Provided records:
****************

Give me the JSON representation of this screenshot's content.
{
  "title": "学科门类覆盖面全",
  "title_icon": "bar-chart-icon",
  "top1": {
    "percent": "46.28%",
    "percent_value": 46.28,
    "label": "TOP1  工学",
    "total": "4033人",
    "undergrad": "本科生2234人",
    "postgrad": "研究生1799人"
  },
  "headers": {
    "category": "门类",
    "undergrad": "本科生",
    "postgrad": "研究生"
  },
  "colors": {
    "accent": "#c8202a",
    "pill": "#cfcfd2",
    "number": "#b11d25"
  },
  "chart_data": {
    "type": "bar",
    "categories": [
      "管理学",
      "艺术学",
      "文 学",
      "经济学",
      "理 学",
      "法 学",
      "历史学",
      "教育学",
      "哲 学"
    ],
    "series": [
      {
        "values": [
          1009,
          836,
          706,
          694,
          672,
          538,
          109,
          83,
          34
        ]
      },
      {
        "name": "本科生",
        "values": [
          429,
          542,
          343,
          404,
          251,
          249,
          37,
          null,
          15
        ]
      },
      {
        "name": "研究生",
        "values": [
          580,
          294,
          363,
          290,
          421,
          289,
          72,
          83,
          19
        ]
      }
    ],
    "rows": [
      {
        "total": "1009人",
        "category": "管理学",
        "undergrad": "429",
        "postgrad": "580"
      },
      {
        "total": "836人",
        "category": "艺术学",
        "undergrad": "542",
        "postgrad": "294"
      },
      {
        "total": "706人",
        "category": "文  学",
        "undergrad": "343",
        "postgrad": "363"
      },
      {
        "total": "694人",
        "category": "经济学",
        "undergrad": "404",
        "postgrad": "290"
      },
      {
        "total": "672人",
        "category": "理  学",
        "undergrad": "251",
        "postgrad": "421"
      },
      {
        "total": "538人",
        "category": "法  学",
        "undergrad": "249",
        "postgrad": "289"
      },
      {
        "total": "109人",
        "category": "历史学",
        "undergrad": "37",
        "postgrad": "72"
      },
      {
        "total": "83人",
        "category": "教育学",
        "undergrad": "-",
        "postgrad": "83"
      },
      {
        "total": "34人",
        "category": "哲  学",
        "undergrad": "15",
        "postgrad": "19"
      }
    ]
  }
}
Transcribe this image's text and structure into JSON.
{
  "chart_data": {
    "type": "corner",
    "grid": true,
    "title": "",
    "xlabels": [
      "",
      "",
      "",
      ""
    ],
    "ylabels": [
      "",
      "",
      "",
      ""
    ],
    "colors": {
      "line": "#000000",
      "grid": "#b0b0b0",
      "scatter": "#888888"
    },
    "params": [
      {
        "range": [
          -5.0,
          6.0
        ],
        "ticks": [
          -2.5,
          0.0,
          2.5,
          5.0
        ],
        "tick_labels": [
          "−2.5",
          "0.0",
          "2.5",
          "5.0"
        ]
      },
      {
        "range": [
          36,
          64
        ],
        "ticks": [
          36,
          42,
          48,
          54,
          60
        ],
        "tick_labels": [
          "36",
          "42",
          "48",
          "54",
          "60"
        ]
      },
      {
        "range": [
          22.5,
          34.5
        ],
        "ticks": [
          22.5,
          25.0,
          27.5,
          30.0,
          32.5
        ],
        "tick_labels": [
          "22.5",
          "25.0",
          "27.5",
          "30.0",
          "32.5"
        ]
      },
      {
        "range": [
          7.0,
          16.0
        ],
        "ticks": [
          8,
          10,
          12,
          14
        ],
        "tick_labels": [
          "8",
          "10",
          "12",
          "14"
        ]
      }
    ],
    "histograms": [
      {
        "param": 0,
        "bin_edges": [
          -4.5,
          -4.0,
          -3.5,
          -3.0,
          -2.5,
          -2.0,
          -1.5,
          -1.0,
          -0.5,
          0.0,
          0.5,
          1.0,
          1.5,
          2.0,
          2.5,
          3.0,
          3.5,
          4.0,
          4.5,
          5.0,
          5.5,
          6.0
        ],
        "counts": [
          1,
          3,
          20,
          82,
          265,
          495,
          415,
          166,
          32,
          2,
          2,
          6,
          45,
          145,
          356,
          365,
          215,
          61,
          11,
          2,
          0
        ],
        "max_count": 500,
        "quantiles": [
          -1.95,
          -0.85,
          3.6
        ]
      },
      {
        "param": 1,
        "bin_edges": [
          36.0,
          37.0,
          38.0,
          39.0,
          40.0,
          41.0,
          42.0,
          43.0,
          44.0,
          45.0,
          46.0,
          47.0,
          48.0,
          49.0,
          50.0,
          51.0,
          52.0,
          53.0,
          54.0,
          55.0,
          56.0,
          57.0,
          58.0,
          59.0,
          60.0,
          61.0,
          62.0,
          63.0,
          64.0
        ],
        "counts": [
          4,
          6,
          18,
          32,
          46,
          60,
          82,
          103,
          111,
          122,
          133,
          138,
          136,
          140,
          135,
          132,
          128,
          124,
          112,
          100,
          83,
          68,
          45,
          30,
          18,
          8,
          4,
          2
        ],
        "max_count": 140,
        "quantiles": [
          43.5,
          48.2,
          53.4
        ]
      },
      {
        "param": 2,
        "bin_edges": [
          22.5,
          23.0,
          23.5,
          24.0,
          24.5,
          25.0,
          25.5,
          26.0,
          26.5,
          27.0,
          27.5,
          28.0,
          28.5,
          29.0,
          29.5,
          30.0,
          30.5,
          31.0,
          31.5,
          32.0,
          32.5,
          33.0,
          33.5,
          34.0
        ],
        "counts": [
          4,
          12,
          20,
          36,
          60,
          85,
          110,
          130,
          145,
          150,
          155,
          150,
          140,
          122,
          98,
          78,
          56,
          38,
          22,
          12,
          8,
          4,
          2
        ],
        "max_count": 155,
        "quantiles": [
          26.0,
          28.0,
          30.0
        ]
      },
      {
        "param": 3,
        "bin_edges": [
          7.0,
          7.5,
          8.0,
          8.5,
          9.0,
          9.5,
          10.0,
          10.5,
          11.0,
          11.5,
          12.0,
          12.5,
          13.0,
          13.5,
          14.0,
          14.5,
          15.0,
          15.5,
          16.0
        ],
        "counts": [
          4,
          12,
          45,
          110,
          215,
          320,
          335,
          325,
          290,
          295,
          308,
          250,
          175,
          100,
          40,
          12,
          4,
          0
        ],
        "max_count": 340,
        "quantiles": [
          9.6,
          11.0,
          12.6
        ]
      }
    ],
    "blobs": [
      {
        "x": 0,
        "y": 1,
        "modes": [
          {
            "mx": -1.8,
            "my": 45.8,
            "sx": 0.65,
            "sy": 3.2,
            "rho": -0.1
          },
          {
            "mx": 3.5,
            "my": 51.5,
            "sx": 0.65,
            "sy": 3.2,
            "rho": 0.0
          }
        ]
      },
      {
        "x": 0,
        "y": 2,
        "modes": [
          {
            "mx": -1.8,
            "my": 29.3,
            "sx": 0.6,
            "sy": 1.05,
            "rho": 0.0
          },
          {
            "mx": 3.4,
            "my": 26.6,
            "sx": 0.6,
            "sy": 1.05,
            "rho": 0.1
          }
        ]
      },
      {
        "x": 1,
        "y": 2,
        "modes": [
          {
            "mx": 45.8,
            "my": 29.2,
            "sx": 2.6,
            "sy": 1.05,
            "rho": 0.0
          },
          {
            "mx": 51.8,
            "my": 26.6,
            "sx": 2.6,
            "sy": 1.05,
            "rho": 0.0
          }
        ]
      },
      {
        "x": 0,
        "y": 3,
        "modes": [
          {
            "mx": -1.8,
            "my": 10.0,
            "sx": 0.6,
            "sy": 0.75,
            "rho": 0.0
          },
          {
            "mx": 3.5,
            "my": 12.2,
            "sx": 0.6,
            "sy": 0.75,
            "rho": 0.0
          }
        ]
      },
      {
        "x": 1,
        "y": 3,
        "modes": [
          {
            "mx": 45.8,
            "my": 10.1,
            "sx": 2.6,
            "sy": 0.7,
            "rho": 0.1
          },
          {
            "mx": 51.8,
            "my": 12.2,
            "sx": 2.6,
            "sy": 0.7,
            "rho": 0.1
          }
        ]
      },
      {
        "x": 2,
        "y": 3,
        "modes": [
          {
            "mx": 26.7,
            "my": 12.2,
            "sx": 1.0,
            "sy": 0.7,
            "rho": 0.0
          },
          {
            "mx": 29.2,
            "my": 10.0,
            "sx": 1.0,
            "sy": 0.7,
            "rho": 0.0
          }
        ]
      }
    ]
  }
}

****************

What you are asked to do: Look through the entries and return every line where "postgrad" appears.

Written solution:
    "postgrad": "研究生1799人"
    "postgrad": "研究生"
        "postgrad": "580"
        "postgrad": "294"
        "postgrad": "363"
        "postgrad": "290"
        "postgrad": "421"
        "postgrad": "289"
        "postgrad": "72"
        "postgrad": "83"
        "postgrad": "19"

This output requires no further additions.